Copy every record below, exactly as written.

>> START ROWS

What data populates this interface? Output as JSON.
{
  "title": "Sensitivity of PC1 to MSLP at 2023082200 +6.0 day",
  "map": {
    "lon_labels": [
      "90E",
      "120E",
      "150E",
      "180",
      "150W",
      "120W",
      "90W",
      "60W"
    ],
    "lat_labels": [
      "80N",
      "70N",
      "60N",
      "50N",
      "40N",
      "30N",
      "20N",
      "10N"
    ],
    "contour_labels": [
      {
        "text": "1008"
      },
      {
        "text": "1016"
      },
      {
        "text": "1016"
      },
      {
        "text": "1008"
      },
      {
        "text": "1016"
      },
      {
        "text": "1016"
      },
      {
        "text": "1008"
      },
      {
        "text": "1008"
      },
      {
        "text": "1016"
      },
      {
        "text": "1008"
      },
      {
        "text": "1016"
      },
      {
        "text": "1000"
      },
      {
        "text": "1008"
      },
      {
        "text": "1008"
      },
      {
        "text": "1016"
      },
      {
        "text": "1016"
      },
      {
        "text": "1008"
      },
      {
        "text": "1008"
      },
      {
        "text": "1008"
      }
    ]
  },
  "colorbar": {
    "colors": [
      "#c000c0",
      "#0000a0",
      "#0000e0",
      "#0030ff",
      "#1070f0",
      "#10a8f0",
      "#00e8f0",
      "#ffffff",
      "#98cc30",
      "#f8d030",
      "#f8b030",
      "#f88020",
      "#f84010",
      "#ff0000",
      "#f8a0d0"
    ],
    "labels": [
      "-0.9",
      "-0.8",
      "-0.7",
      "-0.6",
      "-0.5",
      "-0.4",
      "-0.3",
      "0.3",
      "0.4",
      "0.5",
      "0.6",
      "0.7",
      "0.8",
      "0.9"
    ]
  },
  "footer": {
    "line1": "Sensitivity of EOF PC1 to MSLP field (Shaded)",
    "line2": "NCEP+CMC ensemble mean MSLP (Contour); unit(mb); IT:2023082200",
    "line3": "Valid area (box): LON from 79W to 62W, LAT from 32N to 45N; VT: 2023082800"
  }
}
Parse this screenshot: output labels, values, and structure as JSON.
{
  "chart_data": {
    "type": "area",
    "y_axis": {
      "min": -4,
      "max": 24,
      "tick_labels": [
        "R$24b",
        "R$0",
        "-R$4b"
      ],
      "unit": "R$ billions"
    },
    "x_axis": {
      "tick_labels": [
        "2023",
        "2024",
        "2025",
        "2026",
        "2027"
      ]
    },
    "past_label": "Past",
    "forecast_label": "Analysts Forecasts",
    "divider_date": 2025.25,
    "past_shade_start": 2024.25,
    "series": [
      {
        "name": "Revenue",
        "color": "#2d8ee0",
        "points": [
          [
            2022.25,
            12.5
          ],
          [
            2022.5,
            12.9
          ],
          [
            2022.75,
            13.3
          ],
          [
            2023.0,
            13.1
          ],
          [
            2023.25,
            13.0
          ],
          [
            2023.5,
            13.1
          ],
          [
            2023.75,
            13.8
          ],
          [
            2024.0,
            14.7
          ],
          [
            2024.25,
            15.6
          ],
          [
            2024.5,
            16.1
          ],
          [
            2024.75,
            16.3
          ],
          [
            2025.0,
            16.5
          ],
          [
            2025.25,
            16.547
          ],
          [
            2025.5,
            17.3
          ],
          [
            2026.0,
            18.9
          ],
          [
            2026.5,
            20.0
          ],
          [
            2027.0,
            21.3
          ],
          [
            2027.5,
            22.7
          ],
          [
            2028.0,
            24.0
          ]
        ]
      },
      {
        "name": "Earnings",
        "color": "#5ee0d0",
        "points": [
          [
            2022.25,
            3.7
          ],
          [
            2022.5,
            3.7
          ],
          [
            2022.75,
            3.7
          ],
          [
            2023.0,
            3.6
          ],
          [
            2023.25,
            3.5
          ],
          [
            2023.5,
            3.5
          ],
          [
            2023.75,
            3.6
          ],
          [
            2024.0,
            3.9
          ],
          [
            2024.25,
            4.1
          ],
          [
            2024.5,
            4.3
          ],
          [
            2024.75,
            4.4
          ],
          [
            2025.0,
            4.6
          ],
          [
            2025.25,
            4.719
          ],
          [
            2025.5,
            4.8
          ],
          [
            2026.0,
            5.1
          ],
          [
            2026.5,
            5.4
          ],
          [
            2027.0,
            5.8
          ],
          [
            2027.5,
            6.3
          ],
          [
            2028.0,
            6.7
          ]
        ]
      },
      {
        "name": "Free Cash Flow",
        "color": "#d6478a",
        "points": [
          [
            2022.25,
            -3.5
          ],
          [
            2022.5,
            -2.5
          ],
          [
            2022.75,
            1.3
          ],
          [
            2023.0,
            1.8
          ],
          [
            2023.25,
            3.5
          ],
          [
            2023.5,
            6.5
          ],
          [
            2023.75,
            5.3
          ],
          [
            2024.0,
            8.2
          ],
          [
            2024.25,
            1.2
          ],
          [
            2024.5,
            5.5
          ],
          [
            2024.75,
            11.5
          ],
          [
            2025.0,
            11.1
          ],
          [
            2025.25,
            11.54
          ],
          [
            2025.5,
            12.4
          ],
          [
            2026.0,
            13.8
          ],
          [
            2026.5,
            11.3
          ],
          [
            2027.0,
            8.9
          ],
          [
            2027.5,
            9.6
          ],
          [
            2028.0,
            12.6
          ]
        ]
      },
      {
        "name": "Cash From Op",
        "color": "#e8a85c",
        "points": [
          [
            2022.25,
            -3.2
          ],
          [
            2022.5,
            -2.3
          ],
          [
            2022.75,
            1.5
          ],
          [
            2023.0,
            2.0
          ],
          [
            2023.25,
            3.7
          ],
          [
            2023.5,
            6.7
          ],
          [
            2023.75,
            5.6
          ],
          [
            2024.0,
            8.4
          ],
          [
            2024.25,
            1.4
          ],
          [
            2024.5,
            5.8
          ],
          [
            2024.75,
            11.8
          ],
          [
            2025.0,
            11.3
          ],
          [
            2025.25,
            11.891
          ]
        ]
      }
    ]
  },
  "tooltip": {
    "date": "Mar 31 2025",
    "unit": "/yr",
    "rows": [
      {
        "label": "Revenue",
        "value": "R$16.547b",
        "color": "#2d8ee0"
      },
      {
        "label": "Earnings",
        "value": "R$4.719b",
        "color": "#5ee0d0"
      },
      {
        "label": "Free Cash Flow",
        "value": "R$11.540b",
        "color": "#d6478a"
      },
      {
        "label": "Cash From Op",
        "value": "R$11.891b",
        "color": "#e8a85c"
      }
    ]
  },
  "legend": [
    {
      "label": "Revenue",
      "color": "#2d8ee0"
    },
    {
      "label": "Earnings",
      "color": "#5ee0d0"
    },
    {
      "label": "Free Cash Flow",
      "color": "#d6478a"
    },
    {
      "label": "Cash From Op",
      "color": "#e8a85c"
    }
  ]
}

>> END ROWS

ANSWER FOR THIS EXERCISE ->
What data populates this interface? Output as JSON.
{
  "title": "Sensitivity of PC1 to MSLP at 2023082200 +6.0 day",
  "map": {
    "lon_labels": [
      "90E",
      "120E",
      "150E",
      "180",
      "150W",
      "120W",
      "90W",
      "60W"
    ],
    "lat_labels": [
      "80N",
      "70N",
      "60N",
      "50N",
      "40N",
      "30N",
      "20N",
      "10N"
    ],
    "contour_labels": [
      {
        "text": "1008"
      },
      {
        "text": "1016"
      },
      {
        "text": "1016"
      },
      {
        "text": "1008"
      },
      {
        "text": "1016"
      },
      {
        "text": "1016"
      },
      {
        "text": "1008"
      },
      {
        "text": "1008"
      },
      {
        "text": "1016"
      },
      {
        "text": "1008"
      },
      {
        "text": "1016"
      },
      {
        "text": "1000"
      },
      {
        "text": "1008"
      },
      {
        "text": "1008"
      },
      {
        "text": "1016"
      },
      {
        "text": "1016"
      },
      {
        "text": "1008"
      },
      {
        "text": "1008"
      },
      {
        "text": "1008"
      }
    ]
  },
  "colorbar": {
    "colors": [
      "#c000c0",
      "#0000a0",
      "#0000e0",
      "#0030ff",
      "#1070f0",
      "#10a8f0",
      "#00e8f0",
      "#ffffff",
      "#98cc30",
      "#f8d030",
      "#f8b030",
      "#f88020",
      "#f84010",
      "#ff0000",
      "#f8a0d0"
    ],
    "labels": [
      "-0.9",
      "-0.8",
      "-0.7",
      "-0.6",
      "-0.5",
      "-0.4",
      "-0.3",
      "0.3",
      "0.4",
      "0.5",
      "0.6",
      "0.7",
      "0.8",
      "0.9"
    ]
  },
  "footer": {
    "line1": "Sensitivity of EOF PC1 to MSLP field (Shaded)",
    "line2": "NCEP+CMC ensemble mean MSLP (Contour); unit(mb); IT:2023082200",
    "line3": "Valid area (box): LON from 79W to 62W, LAT from 32N to 45N; VT: 2023082800"
  }
}
Parse this screenshot: output labels, values, and structure as JSON.
{
  "chart_data": {
    "type": "area",
    "y_axis": {
      "min": -4,
      "max": 24,
      "tick_labels": [
        "R$24b",
        "R$0",
        "-R$4b"
      ],
      "unit": "R$ billions"
    },
    "x_axis": {
      "tick_labels": [
        "2023",
        "2024",
        "2025",
        "2026",
        "2027"
      ]
    },
    "past_label": "Past",
    "forecast_label": "Analysts Forecasts",
    "divider_date": 2025.25,
    "past_shade_start": 2024.25,
    "series": [
      {
        "name": "Revenue",
        "color": "#2d8ee0",
        "points": [
          [
            2022.25,
            12.5
          ],
          [
            2022.5,
            12.9
          ],
          [
            2022.75,
            13.3
          ],
          [
            2023.0,
            13.1
          ],
          [
            2023.25,
            13.0
          ],
          [
            2023.5,
            13.1
          ],
          [
            2023.75,
            13.8
          ],
          [
            2024.0,
            14.7
          ],
          [
            2024.25,
            15.6
          ],
          [
            2024.5,
            16.1
          ],
          [
            2024.75,
            16.3
          ],
          [
            2025.0,
            16.5
          ],
          [
            2025.25,
            16.547
          ],
          [
            2025.5,
            17.3
          ],
          [
            2026.0,
            18.9
          ],
          [
            2026.5,
            20.0
          ],
          [
            2027.0,
            21.3
          ],
          [
            2027.5,
            22.7
          ],
          [
            2028.0,
            24.0
          ]
        ]
      },
      {
        "name": "Earnings",
        "color": "#5ee0d0",
        "points": [
          [
            2022.25,
            3.7
          ],
          [
            2022.5,
            3.7
          ],
          [
            2022.75,
            3.7
          ],
          [
            2023.0,
            3.6
          ],
          [
            2023.25,
            3.5
          ],
          [
            2023.5,
            3.5
          ],
          [
            2023.75,
            3.6
          ],
          [
            2024.0,
            3.9
          ],
          [
            2024.25,
            4.1
          ],
          [
            2024.5,
            4.3
          ],
          [
            2024.75,
            4.4
          ],
          [
            2025.0,
            4.6
          ],
          [
            2025.25,
            4.719
          ],
          [
            2025.5,
            4.8
          ],
          [
            2026.0,
            5.1
          ],
          [
            2026.5,
            5.4
          ],
          [
            2027.0,
            5.8
          ],
          [
            2027.5,
            6.3
          ],
          [
            2028.0,
            6.7
          ]
        ]
      },
      {
        "name": "Free Cash Flow",
        "color": "#d6478a",
        "points": [
          [
            2022.25,
            -3.5
          ],
          [
            2022.5,
            -2.5
          ],
          [
            2022.75,
            1.3
          ],
          [
            2023.0,
            1.8
          ],
          [
            2023.25,
            3.5
          ],
          [
            2023.5,
            6.5
          ],
          [
            2023.75,
            5.3
          ],
          [
            2024.0,
            8.2
          ],
          [
            2024.25,
            1.2
          ],
          [
            2024.5,
            5.5
          ],
          [
            2024.75,
            11.5
          ],
          [
            2025.0,
            11.1
          ],
          [
            2025.25,
            11.54
          ],
          [
            2025.5,
            12.4
          ],
          [
            2026.0,
            13.8
          ],
          [
            2026.5,
            11.3
          ],
          [
            2027.0,
            8.9
          ],
          [
            2027.5,
            9.6
          ],
          [
            2028.0,
            12.6
          ]
        ]
      },
      {
        "name": "Cash From Op",
        "color": "#e8a85c",
        "points": [
          [
            2022.25,
            -3.2
          ],
          [
            2022.5,
            -2.3
          ],
          [
            2022.75,
            1.5
          ],
          [
            2023.0,
            2.0
          ],
          [
            2023.25,
            3.7
          ],
          [
            2023.5,
            6.7
          ],
          [
            2023.75,
            5.6
          ],
          [
            2024.0,
            8.4
          ],
          [
            2024.25,
            1.4
          ],
          [
            2024.5,
            5.8
          ],
          [
            2024.75,
            11.8
          ],
          [
            2025.0,
            11.3
          ],
          [
            2025.25,
            11.891
          ]
        ]
      }
    ]
  },
  "tooltip": {
    "date": "Mar 31 2025",
    "unit": "/yr",
    "rows": [
      {
        "label": "Revenue",
        "value": "R$16.547b",
        "color": "#2d8ee0"
      },
      {
        "label": "Earnings",
        "value": "R$4.719b",
        "color": "#5ee0d0"
      },
      {
        "label": "Free Cash Flow",
        "value": "R$11.540b",
        "color": "#d6478a"
      },
      {
        "label": "Cash From Op",
        "value": "R$11.891b",
        "color": "#e8a85c"
      }
    ]
  },
  "legend": [
    {
      "label": "Revenue",
      "color": "#2d8ee0"
    },
    {
      "label": "Earnings",
      "color": "#5ee0d0"
    },
    {
      "label": "Free Cash Flow",
      "color": "#d6478a"
    },
    {
      "label": "Cash From Op",
      "color": "#e8a85c"
    }
  ]
}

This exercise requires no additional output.